Required work:
Return, unchanged, every line from the start of the records up to and including the line with "censor-mark (448, 276, 454, 283)".

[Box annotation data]
⟨

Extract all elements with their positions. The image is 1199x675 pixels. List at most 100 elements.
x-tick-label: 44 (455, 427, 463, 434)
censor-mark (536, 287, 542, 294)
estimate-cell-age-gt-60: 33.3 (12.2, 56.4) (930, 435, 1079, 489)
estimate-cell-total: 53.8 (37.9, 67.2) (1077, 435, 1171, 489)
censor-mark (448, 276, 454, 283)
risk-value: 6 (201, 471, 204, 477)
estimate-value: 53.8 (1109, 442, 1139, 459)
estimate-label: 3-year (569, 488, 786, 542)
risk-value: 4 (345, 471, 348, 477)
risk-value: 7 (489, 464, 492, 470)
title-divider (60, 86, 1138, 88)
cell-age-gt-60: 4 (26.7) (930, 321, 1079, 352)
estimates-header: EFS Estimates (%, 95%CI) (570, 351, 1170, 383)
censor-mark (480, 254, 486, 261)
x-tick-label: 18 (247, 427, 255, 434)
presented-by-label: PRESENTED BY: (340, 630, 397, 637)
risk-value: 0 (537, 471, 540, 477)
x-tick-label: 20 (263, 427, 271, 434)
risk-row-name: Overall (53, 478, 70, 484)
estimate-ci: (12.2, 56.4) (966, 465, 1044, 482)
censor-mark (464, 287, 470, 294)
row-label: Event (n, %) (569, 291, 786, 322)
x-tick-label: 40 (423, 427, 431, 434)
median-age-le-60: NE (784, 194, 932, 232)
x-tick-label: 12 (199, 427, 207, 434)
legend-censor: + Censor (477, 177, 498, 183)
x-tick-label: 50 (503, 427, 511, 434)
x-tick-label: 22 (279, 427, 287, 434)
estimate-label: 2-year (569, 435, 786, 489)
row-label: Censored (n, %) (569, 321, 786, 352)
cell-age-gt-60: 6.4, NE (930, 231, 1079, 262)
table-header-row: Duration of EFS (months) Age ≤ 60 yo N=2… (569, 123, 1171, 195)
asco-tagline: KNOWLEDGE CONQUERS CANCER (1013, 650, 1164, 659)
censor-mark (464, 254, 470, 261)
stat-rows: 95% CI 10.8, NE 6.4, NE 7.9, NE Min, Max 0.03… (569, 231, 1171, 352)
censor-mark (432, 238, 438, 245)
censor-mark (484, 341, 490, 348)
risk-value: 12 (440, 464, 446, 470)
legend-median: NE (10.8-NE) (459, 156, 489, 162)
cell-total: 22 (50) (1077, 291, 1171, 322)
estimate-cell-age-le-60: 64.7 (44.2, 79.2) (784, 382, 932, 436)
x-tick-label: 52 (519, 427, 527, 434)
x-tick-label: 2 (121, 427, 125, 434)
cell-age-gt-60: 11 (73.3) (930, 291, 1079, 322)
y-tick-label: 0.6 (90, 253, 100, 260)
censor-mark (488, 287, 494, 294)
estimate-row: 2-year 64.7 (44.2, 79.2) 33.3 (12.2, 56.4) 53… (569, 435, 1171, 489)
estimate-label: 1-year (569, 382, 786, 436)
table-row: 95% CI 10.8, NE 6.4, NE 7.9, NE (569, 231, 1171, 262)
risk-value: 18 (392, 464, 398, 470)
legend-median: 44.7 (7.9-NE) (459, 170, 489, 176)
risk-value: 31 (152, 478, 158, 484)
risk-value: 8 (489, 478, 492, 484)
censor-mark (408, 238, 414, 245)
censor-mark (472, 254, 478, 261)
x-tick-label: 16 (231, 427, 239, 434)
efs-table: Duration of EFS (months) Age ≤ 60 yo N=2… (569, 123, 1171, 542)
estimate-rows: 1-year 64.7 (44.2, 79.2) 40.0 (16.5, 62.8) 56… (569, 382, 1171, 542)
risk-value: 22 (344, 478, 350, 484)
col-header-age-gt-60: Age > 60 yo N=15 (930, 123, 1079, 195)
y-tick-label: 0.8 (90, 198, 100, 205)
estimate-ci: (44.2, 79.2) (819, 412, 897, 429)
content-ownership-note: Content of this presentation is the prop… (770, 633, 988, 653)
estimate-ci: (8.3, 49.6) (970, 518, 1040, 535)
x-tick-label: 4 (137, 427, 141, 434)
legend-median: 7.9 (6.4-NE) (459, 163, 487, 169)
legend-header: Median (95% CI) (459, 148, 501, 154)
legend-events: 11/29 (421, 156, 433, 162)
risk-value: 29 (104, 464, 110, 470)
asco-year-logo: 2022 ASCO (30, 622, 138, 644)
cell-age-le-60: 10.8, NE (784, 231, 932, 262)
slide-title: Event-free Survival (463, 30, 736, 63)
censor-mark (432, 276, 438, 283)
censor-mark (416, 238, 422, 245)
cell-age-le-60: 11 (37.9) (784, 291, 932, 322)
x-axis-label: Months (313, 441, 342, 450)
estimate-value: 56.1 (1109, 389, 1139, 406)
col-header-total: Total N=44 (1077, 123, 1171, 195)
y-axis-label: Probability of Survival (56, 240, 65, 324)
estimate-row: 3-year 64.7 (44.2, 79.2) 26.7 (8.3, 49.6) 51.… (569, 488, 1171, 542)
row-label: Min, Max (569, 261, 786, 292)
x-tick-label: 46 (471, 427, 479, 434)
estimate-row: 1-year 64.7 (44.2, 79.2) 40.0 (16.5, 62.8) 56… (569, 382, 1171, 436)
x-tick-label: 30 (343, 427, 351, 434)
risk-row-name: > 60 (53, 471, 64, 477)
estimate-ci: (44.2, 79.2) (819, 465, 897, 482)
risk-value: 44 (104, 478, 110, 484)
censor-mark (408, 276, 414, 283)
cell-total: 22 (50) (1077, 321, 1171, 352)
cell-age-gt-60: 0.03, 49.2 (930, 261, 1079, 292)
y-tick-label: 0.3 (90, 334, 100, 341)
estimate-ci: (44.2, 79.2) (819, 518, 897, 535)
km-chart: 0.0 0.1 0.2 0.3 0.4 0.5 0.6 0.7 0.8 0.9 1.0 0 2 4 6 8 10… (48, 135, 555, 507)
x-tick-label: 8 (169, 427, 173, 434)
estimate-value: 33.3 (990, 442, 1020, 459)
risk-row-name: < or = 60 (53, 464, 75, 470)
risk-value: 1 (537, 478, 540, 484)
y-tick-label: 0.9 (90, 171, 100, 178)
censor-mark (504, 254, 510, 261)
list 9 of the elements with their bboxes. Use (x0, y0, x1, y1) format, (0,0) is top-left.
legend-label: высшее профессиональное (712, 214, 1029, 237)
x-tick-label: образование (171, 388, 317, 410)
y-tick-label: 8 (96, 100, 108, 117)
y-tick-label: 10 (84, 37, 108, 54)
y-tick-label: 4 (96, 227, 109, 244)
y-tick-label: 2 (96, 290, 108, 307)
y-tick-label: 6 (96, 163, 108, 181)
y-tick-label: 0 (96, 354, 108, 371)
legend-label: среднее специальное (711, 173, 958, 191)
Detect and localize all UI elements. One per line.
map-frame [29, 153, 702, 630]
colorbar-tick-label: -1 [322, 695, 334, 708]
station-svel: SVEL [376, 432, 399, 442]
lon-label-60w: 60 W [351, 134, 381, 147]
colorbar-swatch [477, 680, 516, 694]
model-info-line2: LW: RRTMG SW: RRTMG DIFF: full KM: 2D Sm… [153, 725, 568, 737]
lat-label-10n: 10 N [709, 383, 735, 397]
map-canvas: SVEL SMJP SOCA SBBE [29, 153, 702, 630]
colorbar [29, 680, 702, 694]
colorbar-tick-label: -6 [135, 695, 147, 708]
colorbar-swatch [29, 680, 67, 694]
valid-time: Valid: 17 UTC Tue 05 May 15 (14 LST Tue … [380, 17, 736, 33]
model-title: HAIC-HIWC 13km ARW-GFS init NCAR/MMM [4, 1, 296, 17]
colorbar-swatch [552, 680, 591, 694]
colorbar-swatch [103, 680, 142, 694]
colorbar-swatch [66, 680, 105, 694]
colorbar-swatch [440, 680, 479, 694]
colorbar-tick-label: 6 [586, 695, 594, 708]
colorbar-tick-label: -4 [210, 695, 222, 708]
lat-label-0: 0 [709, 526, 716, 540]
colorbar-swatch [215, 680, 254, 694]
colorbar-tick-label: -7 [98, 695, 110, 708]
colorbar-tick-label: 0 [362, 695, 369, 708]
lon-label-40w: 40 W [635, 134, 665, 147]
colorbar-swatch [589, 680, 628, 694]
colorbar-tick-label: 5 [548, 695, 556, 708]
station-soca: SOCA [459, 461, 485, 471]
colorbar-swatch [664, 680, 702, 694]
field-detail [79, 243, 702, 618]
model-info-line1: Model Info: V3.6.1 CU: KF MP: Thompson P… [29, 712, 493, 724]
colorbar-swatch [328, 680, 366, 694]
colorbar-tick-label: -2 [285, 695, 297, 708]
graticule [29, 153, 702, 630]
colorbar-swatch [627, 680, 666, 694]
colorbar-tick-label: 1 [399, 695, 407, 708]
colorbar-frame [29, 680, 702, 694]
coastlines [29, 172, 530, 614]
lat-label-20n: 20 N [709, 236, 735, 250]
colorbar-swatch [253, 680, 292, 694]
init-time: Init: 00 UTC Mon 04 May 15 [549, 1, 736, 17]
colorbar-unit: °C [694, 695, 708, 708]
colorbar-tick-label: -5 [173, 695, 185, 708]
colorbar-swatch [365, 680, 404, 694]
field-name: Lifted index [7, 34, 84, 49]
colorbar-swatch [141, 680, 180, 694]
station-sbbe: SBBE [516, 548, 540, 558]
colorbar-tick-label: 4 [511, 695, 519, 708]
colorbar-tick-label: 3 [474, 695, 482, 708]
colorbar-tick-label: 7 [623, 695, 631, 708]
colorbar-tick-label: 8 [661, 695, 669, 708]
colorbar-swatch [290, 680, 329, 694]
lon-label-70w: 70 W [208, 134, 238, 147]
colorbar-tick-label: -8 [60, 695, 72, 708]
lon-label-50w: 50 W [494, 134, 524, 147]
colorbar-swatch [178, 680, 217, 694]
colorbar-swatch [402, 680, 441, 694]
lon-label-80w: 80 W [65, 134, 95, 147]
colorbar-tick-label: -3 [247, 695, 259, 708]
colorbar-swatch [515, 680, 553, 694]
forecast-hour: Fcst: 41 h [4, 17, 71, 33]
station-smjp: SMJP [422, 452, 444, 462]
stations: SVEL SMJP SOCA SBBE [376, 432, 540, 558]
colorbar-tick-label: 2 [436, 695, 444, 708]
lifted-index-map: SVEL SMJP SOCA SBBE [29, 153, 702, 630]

⟩

Output of the task:
Extract all elements with their positions. The image is 1199x675 pixels. List at most 100 elements.
x-tick-label: 44 (455, 427, 463, 434)
censor-mark (536, 287, 542, 294)
estimate-cell-age-gt-60: 33.3 (12.2, 56.4) (930, 435, 1079, 489)
estimate-cell-total: 53.8 (37.9, 67.2) (1077, 435, 1171, 489)
censor-mark (448, 276, 454, 283)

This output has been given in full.